* _WRITTEN INSTRUCTION_
Gather up the lines with the word "document" in them.

* _RECORDS FOR THE EXERCISE_
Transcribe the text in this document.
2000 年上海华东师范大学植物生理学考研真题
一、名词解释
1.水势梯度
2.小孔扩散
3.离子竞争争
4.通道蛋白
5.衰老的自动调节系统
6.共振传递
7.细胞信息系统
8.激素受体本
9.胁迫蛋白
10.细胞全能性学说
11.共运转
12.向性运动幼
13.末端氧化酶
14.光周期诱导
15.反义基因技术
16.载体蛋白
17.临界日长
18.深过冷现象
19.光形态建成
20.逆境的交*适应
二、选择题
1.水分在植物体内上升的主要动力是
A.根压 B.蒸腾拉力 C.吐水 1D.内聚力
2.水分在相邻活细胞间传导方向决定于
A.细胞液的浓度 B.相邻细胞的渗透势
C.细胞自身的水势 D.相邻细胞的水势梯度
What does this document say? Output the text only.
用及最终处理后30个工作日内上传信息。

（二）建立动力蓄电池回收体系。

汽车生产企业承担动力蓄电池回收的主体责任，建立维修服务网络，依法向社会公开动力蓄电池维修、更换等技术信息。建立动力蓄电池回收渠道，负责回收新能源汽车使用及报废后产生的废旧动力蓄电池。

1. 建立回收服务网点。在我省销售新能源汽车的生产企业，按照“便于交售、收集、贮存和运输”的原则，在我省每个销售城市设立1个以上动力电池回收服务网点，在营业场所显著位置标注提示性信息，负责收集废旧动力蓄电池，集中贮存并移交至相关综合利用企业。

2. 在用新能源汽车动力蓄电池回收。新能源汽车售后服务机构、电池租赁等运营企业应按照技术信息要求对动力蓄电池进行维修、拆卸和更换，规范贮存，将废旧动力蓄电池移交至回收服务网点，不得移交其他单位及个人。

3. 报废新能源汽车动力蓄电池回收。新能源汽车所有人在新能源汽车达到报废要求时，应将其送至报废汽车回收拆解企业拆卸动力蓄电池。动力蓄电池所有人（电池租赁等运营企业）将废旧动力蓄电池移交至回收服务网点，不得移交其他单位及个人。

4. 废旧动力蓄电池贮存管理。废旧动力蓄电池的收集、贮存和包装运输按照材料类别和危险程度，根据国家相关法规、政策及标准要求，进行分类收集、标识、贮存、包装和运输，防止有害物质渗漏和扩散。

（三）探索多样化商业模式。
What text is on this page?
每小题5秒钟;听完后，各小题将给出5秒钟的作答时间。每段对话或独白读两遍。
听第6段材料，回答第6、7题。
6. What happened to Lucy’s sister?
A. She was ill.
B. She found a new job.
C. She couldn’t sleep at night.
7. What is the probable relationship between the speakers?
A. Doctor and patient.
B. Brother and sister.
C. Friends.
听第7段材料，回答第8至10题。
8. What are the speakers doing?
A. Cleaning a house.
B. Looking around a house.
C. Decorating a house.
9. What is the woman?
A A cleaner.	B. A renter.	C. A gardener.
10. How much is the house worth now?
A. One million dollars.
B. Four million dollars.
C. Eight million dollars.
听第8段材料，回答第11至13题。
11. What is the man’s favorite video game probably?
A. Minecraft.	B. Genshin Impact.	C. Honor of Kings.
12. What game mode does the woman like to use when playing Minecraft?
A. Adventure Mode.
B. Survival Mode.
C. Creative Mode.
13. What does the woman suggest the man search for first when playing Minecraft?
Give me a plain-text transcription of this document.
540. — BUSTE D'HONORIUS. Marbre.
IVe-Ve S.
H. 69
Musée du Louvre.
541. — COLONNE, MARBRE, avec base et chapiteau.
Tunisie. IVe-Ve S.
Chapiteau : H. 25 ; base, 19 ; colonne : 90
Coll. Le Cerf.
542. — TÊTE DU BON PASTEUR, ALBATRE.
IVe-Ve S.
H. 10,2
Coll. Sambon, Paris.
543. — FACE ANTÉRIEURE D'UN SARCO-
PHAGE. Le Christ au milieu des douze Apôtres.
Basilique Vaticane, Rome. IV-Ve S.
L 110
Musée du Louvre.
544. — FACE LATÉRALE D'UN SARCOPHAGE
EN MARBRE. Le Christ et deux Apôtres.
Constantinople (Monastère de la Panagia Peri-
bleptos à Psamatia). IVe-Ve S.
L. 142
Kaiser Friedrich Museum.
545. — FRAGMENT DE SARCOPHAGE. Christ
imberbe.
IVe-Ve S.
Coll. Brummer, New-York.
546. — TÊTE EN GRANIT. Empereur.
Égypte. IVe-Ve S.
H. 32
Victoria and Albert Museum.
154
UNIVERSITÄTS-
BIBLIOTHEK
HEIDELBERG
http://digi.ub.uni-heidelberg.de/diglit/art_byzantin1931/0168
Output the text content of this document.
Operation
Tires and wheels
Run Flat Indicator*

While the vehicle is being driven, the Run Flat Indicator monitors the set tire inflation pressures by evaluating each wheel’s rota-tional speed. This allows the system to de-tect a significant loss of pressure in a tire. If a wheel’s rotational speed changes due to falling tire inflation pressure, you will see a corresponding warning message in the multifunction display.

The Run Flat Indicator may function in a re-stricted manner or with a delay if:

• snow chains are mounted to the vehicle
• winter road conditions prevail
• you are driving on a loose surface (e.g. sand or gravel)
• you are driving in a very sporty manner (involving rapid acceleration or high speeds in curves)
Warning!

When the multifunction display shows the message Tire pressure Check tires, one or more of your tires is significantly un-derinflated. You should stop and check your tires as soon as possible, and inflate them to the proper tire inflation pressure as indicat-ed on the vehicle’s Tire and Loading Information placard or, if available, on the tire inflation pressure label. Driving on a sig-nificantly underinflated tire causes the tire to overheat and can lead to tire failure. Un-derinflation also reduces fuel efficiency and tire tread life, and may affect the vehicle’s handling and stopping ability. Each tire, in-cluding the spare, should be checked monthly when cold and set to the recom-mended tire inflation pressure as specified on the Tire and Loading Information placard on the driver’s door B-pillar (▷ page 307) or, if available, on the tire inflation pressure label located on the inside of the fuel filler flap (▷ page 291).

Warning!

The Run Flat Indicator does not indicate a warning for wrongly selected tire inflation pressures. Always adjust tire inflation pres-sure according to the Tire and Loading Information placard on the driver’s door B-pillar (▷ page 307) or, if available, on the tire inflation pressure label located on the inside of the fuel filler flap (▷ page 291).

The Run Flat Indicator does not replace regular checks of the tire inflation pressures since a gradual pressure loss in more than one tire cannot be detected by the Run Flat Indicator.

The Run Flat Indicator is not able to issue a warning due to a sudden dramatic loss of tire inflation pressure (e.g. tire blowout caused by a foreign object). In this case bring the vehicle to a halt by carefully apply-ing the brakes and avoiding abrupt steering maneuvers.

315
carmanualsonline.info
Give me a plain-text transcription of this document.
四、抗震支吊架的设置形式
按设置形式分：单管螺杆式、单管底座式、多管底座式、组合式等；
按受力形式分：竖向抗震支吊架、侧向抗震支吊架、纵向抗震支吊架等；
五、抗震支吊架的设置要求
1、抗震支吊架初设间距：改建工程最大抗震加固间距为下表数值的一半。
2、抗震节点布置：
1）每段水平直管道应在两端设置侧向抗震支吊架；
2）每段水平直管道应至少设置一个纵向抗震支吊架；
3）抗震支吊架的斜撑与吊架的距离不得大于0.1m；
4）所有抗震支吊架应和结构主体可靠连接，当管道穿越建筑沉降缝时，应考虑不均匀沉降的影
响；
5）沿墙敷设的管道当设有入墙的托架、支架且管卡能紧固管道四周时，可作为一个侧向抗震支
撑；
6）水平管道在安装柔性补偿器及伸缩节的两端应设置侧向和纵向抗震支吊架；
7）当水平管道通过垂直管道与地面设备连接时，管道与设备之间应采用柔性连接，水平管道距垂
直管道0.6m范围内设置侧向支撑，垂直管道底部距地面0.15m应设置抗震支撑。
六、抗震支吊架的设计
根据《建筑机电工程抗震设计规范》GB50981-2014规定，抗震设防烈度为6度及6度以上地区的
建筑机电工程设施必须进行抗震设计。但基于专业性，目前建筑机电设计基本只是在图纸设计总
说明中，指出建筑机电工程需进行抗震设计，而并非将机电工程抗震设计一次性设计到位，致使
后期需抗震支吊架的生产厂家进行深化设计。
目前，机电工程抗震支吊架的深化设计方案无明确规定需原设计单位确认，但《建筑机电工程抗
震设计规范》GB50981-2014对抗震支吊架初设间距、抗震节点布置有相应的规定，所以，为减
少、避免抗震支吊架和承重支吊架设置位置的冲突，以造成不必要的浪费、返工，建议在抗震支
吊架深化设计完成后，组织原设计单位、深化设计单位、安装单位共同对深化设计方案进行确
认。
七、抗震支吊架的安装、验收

* _RESULT_
Transcribe the text in this document.
What does this document say? Output the text only.
Give me a plain-text transcription of this document.
Output the text content of this document.
Give me a plain-text transcription of this document.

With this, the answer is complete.